Collection entries:
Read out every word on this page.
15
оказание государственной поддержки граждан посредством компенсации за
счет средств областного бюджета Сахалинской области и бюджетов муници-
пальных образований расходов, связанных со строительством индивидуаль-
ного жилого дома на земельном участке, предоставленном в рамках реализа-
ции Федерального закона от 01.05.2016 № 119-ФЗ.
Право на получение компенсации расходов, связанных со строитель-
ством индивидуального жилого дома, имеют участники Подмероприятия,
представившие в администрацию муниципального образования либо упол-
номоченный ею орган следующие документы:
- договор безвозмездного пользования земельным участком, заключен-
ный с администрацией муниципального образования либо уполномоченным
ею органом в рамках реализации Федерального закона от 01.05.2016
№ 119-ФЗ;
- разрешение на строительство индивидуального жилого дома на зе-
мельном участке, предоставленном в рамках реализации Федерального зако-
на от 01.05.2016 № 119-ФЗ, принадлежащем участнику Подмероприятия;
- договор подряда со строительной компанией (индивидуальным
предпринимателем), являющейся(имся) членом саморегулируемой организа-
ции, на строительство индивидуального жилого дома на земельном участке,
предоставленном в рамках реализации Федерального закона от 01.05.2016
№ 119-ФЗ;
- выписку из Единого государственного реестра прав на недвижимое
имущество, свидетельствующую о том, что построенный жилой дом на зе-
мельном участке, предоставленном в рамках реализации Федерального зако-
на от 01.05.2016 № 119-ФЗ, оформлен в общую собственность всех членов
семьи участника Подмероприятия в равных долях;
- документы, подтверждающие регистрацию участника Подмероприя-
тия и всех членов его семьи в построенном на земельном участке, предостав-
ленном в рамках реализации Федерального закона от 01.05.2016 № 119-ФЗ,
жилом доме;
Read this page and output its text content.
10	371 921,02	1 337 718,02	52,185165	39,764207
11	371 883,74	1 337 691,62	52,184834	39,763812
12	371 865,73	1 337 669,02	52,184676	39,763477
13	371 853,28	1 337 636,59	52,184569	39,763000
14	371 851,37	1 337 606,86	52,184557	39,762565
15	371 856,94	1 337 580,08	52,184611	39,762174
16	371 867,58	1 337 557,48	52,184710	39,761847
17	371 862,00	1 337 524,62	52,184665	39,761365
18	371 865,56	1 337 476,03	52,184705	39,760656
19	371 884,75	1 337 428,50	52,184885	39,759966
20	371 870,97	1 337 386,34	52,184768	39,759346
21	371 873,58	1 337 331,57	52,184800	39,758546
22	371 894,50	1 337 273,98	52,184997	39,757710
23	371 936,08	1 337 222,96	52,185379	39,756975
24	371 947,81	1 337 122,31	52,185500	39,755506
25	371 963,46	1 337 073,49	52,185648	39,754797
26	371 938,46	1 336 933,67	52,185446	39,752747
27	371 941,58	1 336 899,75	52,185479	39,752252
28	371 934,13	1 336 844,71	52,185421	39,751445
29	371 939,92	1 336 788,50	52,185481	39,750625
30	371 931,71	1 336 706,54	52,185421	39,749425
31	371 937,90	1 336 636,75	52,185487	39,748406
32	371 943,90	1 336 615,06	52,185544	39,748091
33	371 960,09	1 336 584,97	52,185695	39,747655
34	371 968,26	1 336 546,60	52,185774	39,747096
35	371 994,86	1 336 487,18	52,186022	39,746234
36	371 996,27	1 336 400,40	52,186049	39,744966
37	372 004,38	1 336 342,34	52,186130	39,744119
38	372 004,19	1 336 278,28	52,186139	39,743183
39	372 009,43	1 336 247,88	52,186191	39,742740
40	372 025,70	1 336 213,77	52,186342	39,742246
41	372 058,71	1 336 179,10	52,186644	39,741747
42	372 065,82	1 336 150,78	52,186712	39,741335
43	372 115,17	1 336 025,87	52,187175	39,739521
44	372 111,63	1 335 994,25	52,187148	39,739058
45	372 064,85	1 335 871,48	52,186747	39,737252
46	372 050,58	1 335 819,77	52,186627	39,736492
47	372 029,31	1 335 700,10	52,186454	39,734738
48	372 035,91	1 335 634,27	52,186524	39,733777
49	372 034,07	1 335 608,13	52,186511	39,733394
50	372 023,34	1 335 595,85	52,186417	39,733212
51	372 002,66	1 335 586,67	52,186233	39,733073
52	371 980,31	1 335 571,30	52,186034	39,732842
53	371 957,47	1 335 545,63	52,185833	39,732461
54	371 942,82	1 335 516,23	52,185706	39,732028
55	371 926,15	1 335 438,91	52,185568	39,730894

#### Exercise requirements
Give the number of lines above in which the word "образования" occurs, with nothing else.

#### Task response
2